● **TEXTO DO EXERCÍCIO**:
────────
Imprensa

09/02/2004 - André Matoso da Silva

img
O pivô André Matoso da Silva, o Gema, é um dos destaques do 15º Campeonato Nacional Masculino, defendendo o Flamengo/Petrobras. O clube carioca lidera a competição, com 85.7% de aproveitamento em sete jogos (6 vitórias e uma derrota). Com 103 pontos e 47 rebotes, Gema é o cestinha e o reboteiro da equipe rubro-negra. Esse carioca de 32 anos fala de sua carreira e da ótima campanha realizada até agora pelo Flamengo, clube onde começou a jogar com 12 anos de idade.

A que você atribui o sucesso da equipe?

Esses resultados são fruto de treinamento e, principalmente, de disciplina tática. No Campeonato Estadual, por exemplo, o time se baseava no individual. Hoje, o jogo é absolutamente coletivo e a equipe assimilou muito bem a filosofia de jogo trazida pelo técnico Emmanuel Bonfim, com uma defesa forte e jogo de equipe, sem individualismos.
img

Qual a expectativa do Flamengo na competição?

A nossa primeira meta é a classificação para os playoffs. Depois, é praticamente outro campeonato e vamos ver como a equipe se comporta. Essa sequência de vitórias deu confiança a equipe, mas temos que manter os pés no chão e buscar melhorar a cada partida para alcançar nossos objetivos.
────────
● **DADOS FORNECIDOS**:
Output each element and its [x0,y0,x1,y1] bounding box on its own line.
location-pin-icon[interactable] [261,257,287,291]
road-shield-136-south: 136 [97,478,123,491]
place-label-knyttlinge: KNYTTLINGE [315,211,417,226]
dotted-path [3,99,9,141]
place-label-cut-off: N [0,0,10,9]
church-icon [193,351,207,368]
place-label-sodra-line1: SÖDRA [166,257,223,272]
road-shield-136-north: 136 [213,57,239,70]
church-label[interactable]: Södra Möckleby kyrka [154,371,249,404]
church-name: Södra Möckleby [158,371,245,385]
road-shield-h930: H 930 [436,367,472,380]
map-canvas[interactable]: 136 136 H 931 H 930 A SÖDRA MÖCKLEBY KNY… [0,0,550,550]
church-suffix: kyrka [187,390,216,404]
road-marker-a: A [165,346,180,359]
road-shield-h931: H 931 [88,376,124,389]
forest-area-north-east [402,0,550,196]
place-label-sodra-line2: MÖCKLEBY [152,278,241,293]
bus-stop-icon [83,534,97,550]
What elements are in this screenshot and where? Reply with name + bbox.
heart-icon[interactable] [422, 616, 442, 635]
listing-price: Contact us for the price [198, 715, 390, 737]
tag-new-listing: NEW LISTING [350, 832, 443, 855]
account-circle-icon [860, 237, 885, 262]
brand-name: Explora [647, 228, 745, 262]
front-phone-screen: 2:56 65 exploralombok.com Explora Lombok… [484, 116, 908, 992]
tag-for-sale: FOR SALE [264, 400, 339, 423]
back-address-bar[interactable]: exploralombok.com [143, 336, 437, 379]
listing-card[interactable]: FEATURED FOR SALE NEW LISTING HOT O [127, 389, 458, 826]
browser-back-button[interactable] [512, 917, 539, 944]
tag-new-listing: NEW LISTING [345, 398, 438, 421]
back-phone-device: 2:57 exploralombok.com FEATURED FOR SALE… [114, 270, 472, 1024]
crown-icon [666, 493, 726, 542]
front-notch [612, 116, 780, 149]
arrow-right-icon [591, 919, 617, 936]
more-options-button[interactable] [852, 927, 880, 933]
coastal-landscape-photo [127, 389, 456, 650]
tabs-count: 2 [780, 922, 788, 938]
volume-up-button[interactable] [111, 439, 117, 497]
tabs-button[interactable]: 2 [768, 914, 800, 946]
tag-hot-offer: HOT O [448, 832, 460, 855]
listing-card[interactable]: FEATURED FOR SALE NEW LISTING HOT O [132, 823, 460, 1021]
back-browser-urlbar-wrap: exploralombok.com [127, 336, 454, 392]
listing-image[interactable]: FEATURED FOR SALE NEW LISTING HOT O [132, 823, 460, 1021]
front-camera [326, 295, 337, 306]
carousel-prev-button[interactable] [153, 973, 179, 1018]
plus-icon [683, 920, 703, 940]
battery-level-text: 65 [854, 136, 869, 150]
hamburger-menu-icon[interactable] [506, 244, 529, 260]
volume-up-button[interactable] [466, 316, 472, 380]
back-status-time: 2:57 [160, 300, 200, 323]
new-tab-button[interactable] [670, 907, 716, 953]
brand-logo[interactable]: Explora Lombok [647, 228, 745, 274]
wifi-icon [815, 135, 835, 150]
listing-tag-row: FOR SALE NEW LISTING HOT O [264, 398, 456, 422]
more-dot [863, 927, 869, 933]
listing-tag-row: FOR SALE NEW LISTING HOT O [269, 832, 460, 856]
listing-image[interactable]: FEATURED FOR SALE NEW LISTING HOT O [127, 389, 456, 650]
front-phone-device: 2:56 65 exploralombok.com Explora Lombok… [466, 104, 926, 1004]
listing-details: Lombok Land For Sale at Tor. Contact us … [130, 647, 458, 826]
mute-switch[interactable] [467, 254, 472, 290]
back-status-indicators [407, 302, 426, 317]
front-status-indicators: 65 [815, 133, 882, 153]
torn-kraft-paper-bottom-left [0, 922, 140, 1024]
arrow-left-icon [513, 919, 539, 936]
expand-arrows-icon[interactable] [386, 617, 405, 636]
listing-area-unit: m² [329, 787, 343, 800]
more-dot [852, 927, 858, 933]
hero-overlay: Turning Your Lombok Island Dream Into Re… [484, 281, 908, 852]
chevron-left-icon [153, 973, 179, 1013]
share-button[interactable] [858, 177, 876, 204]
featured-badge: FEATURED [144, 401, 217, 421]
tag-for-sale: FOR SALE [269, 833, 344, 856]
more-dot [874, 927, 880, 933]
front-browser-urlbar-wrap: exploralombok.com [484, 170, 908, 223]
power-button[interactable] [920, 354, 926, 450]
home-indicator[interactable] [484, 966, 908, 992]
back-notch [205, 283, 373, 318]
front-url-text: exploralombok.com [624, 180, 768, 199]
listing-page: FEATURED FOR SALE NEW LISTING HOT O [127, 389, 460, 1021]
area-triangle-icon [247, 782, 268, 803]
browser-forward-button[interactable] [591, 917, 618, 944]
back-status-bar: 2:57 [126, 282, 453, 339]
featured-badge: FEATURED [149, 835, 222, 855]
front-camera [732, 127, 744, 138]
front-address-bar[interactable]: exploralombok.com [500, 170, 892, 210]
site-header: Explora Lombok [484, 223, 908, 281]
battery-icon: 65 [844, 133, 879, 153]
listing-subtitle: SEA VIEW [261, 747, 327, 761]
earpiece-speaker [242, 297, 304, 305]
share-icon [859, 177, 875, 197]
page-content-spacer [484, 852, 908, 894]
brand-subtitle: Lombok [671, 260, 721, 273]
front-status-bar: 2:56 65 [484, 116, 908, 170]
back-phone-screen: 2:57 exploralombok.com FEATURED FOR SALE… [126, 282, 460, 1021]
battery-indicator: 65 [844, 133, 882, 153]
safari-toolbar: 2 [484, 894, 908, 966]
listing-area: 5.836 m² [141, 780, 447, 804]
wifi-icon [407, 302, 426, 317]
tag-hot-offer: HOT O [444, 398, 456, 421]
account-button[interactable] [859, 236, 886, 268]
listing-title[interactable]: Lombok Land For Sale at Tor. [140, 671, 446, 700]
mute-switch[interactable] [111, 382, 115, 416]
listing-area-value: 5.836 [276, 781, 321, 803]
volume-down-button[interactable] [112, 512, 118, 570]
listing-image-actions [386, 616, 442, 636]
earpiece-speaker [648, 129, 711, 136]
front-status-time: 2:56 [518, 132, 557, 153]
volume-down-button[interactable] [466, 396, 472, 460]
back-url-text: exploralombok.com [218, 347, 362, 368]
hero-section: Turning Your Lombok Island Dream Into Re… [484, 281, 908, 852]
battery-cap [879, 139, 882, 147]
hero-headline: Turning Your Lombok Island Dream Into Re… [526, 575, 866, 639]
────────
● **ATIVIDADES**:
A. Reescreva o trecho da entrevista com o pivô Gema que vai de "A que você atribui" até "Flamengo na competição?", inclusive, trocando "disciplina tática" por "organização tática".
B. Dê continuidade à entrevista com o pivô Gema a partir do ponto em que ela termina.

● **RESPOSTAS**:
A.
A que você atribui o sucesso da equipe?

Esses resultados são fruto de treinamento e, principalmente, de organização tática. No Campeonato Estadual, por exemplo, o time se baseava no individual. Hoje, o jogo é absolutamente coletivo e a equipe assimilou muito bem a filosofia de jogo trazida pelo técnico Emmanuel Bonfim, com uma defesa forte e jogo de equipe, sem individualismos.
img

Qual a expectativa do Flamengo na competição?

B.
Como você explica o seu rendimento já que é o cestinha e o reboteiro do Flamengo na competição?

Procuro ajudar ao máximo e sempre tive característica de pontuador. Como o Flamengo força muito as jogadas dentro do garrafão, os arremessos acabam sobrando para mim. Apesar de ter bons números no rebote, acho que ainda tenho muito o que melhorar nesse fundamento, para ajudar ainda mais nos contra-ataques.
img

Sendo um dos jogadores mais experientes do Flamengo, como é a sua relação com os mais jovens?

Muito boa. Procuro sempre usar minha experiência para orientar os mais novos, principalmente nos momentos de pressão psicológica. Procuro ajudar como fui ajudado quando era mais novo. Conselhos de atletas como Maury, Marcel e Paulinho Villas Boas foram muito úteis para meu desempenho em quadra e procuro fazer o mesmo agora no Flamengo.

Qual sua análise do Campeonato Nacional?

A cada ano a disputa fica mais equilibrada. Novos talentos dão ainda mais força à competição. As equipes têm que estar concentradas e não podem vacilar, porque um pontinho vai fazer grande diferença no final. O que vai fazer a diferença é o mando de quadra. As equipes têm que garantir as vitórias dentro de casa e buscar pelo menos, a cada dois jogos fora, vencer um.
img

Por que o apelido Gema?

Ganhei o apelido quando jogava no infantil do Flamengo. Um tio me trouxe dos Estados Unidos um tênis amarelo. A cor era muito forte e chamava bastante atenção da garotada. Os amigos começaram a falar que meu pé parecia uma gema de ovo. Aí começaram a me chamar de Gema e ficou até hoje.

Deixe uma mensagem para os iniciantes no basquete.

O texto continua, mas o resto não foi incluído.